══ Stored rows ══

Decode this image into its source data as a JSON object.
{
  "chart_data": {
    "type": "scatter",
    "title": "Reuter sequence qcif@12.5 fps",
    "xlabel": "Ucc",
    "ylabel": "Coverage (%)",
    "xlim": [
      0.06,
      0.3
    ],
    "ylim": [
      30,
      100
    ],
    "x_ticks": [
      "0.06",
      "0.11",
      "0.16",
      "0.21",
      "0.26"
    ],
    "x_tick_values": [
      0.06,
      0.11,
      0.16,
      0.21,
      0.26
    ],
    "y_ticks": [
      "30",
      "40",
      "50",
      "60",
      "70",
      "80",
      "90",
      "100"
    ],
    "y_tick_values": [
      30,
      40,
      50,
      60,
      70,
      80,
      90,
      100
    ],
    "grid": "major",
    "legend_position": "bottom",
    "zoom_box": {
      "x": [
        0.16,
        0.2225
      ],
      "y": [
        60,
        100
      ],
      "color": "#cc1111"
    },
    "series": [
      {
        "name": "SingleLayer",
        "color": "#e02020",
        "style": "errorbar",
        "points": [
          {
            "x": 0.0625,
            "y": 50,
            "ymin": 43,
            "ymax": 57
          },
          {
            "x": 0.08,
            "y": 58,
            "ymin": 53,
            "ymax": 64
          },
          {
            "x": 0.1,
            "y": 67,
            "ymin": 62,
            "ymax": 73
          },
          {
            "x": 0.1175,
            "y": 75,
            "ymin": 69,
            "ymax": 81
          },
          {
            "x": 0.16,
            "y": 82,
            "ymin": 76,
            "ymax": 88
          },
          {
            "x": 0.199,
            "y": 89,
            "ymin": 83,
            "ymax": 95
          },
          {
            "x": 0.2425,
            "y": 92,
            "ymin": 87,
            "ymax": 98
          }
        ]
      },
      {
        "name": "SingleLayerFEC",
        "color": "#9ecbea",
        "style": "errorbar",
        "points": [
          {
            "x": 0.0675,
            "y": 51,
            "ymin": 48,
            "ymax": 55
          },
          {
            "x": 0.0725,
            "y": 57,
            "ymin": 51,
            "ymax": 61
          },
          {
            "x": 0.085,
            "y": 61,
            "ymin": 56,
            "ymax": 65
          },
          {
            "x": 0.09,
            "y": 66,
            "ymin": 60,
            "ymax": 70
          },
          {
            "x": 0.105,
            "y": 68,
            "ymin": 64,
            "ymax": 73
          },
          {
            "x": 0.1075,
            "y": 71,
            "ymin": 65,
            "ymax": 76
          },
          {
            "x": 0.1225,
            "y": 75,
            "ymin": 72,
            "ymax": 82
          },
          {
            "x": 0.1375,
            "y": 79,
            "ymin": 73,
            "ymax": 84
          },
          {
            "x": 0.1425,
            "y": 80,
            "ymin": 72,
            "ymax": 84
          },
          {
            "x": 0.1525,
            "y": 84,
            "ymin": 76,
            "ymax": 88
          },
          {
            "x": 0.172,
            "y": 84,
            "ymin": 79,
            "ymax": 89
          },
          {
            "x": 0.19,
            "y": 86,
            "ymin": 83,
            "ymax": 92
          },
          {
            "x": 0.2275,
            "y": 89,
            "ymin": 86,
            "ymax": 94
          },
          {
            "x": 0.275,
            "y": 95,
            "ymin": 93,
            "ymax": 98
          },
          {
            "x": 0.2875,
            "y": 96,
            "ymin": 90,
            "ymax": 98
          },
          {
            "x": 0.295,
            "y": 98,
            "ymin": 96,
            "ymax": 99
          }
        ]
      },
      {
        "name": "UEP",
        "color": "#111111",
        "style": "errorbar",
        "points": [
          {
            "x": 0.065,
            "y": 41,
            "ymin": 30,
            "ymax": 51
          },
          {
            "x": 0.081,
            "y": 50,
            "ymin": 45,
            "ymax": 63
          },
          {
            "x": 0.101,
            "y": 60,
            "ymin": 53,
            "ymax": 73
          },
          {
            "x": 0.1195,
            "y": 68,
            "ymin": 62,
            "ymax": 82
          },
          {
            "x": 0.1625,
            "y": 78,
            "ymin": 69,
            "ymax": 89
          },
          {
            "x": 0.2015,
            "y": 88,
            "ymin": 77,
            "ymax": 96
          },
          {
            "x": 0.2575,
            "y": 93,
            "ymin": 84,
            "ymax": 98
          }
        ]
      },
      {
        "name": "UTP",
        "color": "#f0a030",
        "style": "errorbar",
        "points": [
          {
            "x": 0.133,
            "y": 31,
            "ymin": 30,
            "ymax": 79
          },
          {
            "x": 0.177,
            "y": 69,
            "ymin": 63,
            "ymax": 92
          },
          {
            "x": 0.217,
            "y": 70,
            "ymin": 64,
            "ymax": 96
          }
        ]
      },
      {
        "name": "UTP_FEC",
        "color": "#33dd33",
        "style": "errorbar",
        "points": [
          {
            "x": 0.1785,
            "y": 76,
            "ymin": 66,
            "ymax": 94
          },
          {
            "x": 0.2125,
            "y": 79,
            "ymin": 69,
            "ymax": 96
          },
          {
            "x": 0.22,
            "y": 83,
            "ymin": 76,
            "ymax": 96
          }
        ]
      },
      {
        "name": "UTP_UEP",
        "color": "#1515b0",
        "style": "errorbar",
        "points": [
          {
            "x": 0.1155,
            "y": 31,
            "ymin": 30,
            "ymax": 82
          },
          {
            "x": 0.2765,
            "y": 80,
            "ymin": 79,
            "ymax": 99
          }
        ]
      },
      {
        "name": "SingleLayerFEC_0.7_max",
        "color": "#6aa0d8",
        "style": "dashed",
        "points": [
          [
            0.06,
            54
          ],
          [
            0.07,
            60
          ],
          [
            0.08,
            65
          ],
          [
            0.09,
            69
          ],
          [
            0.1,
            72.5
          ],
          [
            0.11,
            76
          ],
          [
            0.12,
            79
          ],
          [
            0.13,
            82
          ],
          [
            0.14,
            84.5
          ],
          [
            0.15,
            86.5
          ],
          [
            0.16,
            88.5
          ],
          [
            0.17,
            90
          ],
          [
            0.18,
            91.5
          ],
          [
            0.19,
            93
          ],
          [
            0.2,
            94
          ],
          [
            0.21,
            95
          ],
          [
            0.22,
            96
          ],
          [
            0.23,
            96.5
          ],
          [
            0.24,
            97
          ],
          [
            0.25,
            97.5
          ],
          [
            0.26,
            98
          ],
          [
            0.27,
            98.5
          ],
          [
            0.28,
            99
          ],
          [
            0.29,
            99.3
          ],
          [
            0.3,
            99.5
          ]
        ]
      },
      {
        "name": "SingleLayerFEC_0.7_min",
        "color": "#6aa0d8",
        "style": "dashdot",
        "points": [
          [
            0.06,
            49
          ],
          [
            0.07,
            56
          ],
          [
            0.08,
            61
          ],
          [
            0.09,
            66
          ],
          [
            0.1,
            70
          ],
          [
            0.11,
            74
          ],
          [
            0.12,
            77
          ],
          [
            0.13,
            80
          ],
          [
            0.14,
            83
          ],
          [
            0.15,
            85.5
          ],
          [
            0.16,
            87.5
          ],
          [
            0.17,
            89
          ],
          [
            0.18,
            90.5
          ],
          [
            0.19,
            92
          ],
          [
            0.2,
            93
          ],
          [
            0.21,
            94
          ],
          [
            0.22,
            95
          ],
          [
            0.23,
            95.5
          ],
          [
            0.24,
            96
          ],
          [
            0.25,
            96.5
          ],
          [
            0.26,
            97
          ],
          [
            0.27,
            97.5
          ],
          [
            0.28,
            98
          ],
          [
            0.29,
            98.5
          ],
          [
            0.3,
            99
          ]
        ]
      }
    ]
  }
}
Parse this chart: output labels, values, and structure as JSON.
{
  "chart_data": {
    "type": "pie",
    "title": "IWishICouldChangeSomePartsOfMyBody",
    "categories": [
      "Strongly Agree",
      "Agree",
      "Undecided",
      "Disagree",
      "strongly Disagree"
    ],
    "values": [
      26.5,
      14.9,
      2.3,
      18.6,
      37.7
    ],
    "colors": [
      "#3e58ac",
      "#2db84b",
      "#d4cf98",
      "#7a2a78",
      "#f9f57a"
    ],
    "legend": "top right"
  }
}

═══

- _Required task_:
Output, unchanged, the lines from the line with "Parse this chart: output" through the final line of the material.

- _Output for this exercise_:
Parse this chart: output labels, values, and structure as JSON.
{
  "chart_data": {
    "type": "pie",
    "title": "IWishICouldChangeSomePartsOfMyBody",
    "categories": [
      "Strongly Agree",
      "Agree",
      "Undecided",
      "Disagree",
      "strongly Disagree"
    ],
    "values": [
      26.5,
      14.9,
      2.3,
      18.6,
      37.7
    ],
    "colors": [
      "#3e58ac",
      "#2db84b",
      "#d4cf98",
      "#7a2a78",
      "#f9f57a"
    ],
    "legend": "top right"
  }
}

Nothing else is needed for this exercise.